Stored items:
"""

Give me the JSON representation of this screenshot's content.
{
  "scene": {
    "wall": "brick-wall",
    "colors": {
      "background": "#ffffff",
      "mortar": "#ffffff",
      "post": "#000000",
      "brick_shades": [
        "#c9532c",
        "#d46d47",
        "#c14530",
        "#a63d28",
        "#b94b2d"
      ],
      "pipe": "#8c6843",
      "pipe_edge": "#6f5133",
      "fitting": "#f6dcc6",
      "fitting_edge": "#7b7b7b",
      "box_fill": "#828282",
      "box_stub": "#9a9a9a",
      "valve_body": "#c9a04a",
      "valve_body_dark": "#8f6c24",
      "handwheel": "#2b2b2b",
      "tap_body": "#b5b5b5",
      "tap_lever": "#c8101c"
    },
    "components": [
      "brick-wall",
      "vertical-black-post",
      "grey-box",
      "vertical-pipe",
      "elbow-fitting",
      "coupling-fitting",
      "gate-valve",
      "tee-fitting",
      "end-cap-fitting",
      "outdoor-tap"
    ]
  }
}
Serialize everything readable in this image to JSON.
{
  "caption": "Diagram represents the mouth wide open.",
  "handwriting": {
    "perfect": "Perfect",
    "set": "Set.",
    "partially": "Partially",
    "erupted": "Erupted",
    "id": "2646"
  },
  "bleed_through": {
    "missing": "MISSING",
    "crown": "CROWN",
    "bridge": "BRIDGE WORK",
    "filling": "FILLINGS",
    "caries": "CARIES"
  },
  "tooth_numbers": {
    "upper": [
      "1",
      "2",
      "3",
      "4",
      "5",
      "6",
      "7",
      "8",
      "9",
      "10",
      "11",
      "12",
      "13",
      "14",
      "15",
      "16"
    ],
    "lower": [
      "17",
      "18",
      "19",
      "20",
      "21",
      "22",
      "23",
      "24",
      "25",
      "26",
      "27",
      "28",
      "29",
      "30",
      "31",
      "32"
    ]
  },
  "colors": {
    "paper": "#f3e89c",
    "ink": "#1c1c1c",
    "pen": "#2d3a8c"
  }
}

"""

REQUIRED WORK ▸ Transcribe each entry precisely, missing none.

REPLY ▸
Give me the JSON representation of this screenshot's content.
{
  "scene": {
    "wall": "brick-wall",
    "colors": {
      "background": "#ffffff",
      "mortar": "#ffffff",
      "post": "#000000",
      "brick_shades": [
        "#c9532c",
        "#d46d47",
        "#c14530",
        "#a63d28",
        "#b94b2d"
      ],
      "pipe": "#8c6843",
      "pipe_edge": "#6f5133",
      "fitting": "#f6dcc6",
      "fitting_edge": "#7b7b7b",
      "box_fill": "#828282",
      "box_stub": "#9a9a9a",
      "valve_body": "#c9a04a",
      "valve_body_dark": "#8f6c24",
      "handwheel": "#2b2b2b",
      "tap_body": "#b5b5b5",
      "tap_lever": "#c8101c"
    },
    "components": [
      "brick-wall",
      "vertical-black-post",
      "grey-box",
      "vertical-pipe",
      "elbow-fitting",
      "coupling-fitting",
      "gate-valve",
      "tee-fitting",
      "end-cap-fitting",
      "outdoor-tap"
    ]
  }
}
Serialize everything readable in this image to JSON.
{
  "caption": "Diagram represents the mouth wide open.",
  "handwriting": {
    "perfect": "Perfect",
    "set": "Set.",
    "partially": "Partially",
    "erupted": "Erupted",
    "id": "2646"
  },
  "bleed_through": {
    "missing": "MISSING",
    "crown": "CROWN",
    "bridge": "BRIDGE WORK",
    "filling": "FILLINGS",
    "caries": "CARIES"
  },
  "tooth_numbers": {
    "upper": [
      "1",
      "2",
      "3",
      "4",
      "5",
      "6",
      "7",
      "8",
      "9",
      "10",
      "11",
      "12",
      "13",
      "14",
      "15",
      "16"
    ],
    "lower": [
      "17",
      "18",
      "19",
      "20",
      "21",
      "22",
      "23",
      "24",
      "25",
      "26",
      "27",
      "28",
      "29",
      "30",
      "31",
      "32"
    ]
  },
  "colors": {
    "paper": "#f3e89c",
    "ink": "#1c1c1c",
    "pen": "#2d3a8c"
  }
}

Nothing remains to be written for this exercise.